SOURCE EXTRACT:
<<<<

I'm trying to extract file paths (Windows/Ubuntu, relative/absolute) from a text document.
The regular expression code below is used check if a word is a file path or not.
It works for most of the cases but fails for one case, where it goes into an infinite loop. Any explanation for this?
import re
path_regex = re.compile(r'^([\.]*)([/]+)(((?![<>:"/\\|?*]).)+((?<![ .])(\\|/))?)*$' , re.I)
text = '/var/lib/jenkins/jobs/abcd-deploy-test-environment-oneccc/workspace/../workspace/abcd-deploy-test-environment.sh'
path_regex.search(text)
Indeed there is a problem.
You have overlayed subexpressions mixed with spurious quantifiers.
modified for required parts between slashes
It is easily fixed using this ^([\.]*)([/]+)((?:[^<>:"/\\|?*.\r\n]|\.(?![\\/]))[\\/]?)*$
The idea is to see just what your guarding against.

>>>>

(Bounding box entries)
<<<<

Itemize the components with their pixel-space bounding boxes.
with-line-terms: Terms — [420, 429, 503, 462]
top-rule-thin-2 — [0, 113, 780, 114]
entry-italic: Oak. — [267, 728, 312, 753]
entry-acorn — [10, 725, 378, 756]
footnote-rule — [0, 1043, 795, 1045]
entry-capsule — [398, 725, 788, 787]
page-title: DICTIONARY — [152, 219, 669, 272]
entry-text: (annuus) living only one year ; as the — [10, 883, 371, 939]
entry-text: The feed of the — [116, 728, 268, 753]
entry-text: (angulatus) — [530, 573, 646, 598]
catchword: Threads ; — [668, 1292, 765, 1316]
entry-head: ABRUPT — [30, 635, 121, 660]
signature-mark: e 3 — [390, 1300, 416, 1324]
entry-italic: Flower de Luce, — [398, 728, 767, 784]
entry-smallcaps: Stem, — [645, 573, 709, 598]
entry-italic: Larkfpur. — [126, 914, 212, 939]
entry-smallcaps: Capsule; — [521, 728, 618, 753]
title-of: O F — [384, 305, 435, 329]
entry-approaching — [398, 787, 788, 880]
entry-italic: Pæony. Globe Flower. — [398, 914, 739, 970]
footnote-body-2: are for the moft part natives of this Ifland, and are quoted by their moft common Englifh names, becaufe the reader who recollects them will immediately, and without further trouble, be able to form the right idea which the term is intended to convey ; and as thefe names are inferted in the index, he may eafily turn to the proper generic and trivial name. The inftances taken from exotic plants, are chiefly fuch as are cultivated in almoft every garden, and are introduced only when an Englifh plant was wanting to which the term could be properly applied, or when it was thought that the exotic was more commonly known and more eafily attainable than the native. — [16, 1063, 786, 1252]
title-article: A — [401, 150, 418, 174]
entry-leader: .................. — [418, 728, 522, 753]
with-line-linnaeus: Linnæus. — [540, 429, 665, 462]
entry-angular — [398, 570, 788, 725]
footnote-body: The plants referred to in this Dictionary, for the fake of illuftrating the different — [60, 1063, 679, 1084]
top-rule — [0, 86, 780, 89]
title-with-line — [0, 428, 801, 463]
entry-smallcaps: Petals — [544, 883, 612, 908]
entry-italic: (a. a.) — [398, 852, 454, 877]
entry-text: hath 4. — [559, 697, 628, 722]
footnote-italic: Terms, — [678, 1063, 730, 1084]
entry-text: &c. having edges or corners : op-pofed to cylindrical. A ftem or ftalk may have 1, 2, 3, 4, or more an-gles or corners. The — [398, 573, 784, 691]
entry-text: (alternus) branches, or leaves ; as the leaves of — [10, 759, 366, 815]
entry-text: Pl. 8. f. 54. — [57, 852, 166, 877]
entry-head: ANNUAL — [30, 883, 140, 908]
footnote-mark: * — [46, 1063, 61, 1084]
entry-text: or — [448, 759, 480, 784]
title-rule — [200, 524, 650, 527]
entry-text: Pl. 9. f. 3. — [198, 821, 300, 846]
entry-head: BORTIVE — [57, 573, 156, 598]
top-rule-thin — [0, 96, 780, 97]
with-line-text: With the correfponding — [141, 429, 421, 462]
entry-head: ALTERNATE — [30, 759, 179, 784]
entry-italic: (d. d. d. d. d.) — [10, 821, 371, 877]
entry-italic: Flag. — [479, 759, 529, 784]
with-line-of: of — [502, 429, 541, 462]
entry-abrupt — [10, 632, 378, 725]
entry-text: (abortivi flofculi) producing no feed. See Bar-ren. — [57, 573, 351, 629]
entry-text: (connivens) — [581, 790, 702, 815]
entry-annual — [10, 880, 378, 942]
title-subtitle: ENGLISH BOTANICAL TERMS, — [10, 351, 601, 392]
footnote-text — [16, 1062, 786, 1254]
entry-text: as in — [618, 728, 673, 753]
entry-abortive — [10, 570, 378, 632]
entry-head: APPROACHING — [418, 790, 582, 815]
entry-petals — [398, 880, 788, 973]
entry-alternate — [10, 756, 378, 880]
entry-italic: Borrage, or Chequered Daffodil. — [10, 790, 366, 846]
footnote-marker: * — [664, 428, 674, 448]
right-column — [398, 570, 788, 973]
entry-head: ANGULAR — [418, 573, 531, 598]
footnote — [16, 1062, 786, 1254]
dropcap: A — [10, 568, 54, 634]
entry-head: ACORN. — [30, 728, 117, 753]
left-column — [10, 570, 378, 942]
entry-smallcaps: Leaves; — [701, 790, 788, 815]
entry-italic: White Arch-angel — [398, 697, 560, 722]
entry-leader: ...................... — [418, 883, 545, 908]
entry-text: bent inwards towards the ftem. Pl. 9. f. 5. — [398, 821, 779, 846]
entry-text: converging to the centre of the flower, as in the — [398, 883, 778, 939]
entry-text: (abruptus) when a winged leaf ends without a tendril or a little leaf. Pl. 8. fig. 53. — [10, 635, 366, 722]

>>>>

PROBLEMS TO WORK ON:
[A] Using the thread about the file-path regex, decide whether each statement agrees with it: (i) the regex fails on every case tried; (ii) the reply blames overlaid subexpressions combined with spurious quantifiers; (iii) the paths to be extracted may be relative or absolute. Answer yes or no for each and quote the deciding words.
[B] Carry on the thread about the file-path regex from its last sentence.
These records have no connection to the regex thread.

ANSWERS TO THE EXERCISES:
[A]
(i) No: "It works for most of the cases but fails for one case"
(ii) Yes: "You have overlayed subexpressions mixed with spurious quantifiers."
(iii) Yes: "(Windows/Ubuntu, relative/absolute)"

[B]
The guard is that you'd allow forward or back slash if not preceeded by a dot.
So, you have to include the dot in the exclusion class with the \ and /
then qualify them in a separate alternation.
If you do it this way, it will always pass.
^
( [\.]* ) # (1)
( [/]+ ) # (2)
( # (3 start)
(?: # Group start (required between slashes)
[^<>:"/\\|?*.\r\n] # Any character, but exclude these
| # or,
\. # The dot, if not followed by forward or back slash
(?! [\\/] )
) # Group end
[\\/]? # Optional forward or back shash
)* # (3 end)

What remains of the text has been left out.